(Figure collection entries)
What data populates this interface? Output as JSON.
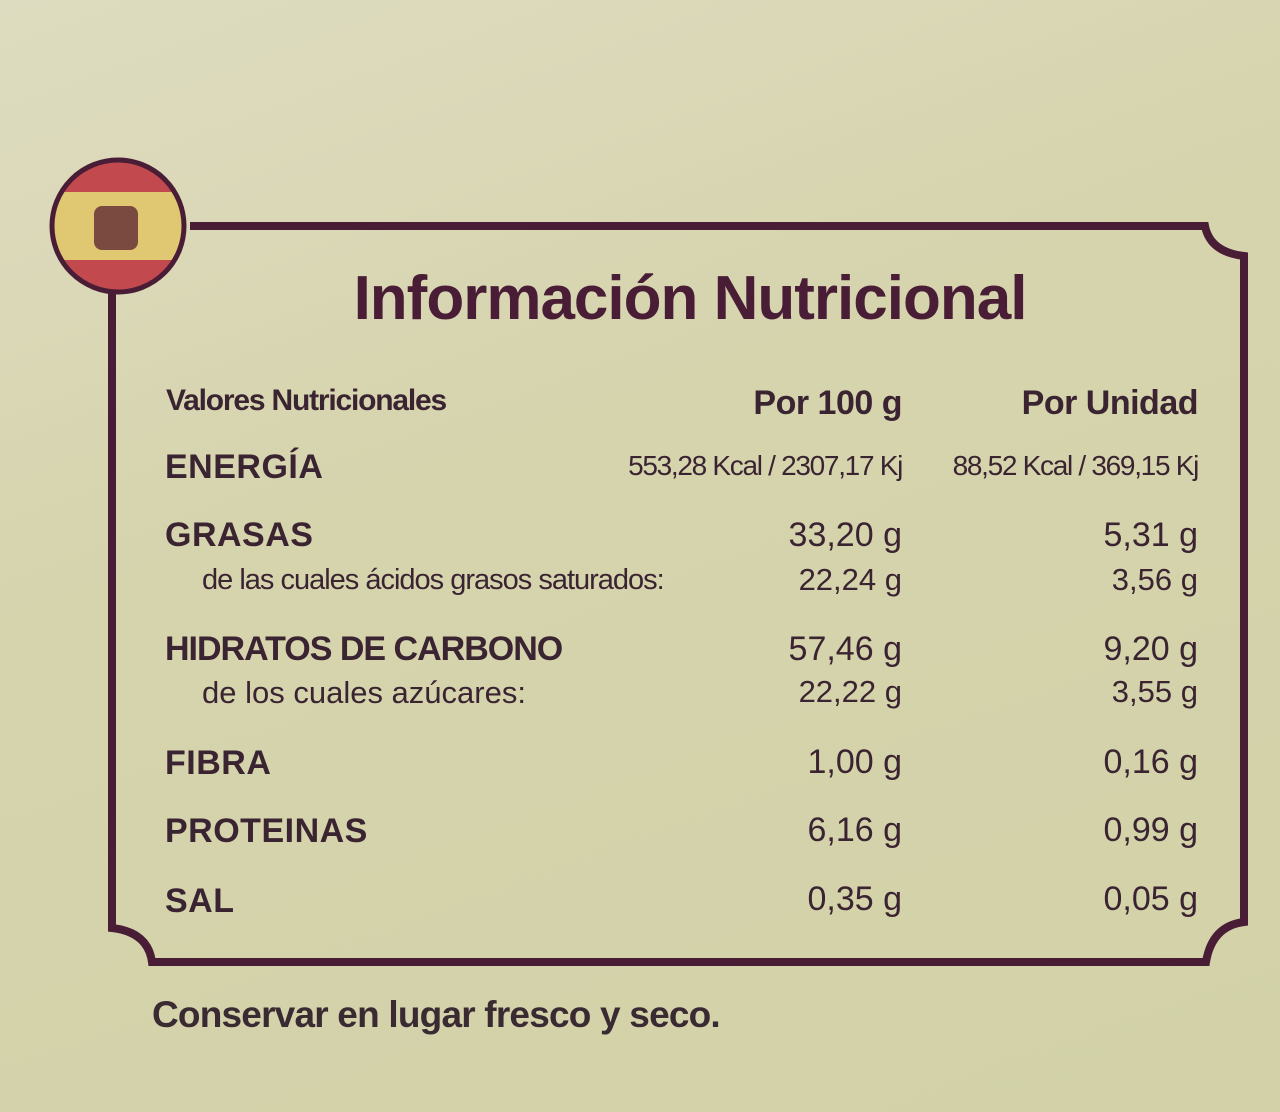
{
  "title": "Información Nutricional",
  "table": {
    "header": [
      "Valores Nutricionales",
      "Por 100 g",
      "Por Unidad"
    ],
    "rows": [
      [
        "ENERGÍA",
        "553,28 Kcal / 2307,17 Kj",
        "88,52 Kcal / 369,15 Kj"
      ],
      [
        "GRASAS",
        "33,20 g",
        "5,31 g"
      ],
      [
        "de las cuales ácidos grasos saturados:",
        "22,24 g",
        "3,56 g"
      ],
      [
        "HIDRATOS DE CARBONO",
        "57,46 g",
        "9,20 g"
      ],
      [
        "de los cuales azúcares:",
        "22,22 g",
        "3,55 g"
      ],
      [
        "FIBRA",
        "1,00 g",
        "0,16 g"
      ],
      [
        "PROTEINAS",
        "6,16 g",
        "0,99 g"
      ],
      [
        "SAL",
        "0,35 g",
        "0,05 g"
      ]
    ]
  },
  "footer": "Conservar en lugar fresco y seco."
}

TRY IT:
What lines above hold the word "cuales"? Pull each one out.

ANSWER BOX:
        "de las cuales ácidos grasos saturados:",
        "de los cuales azúcares:",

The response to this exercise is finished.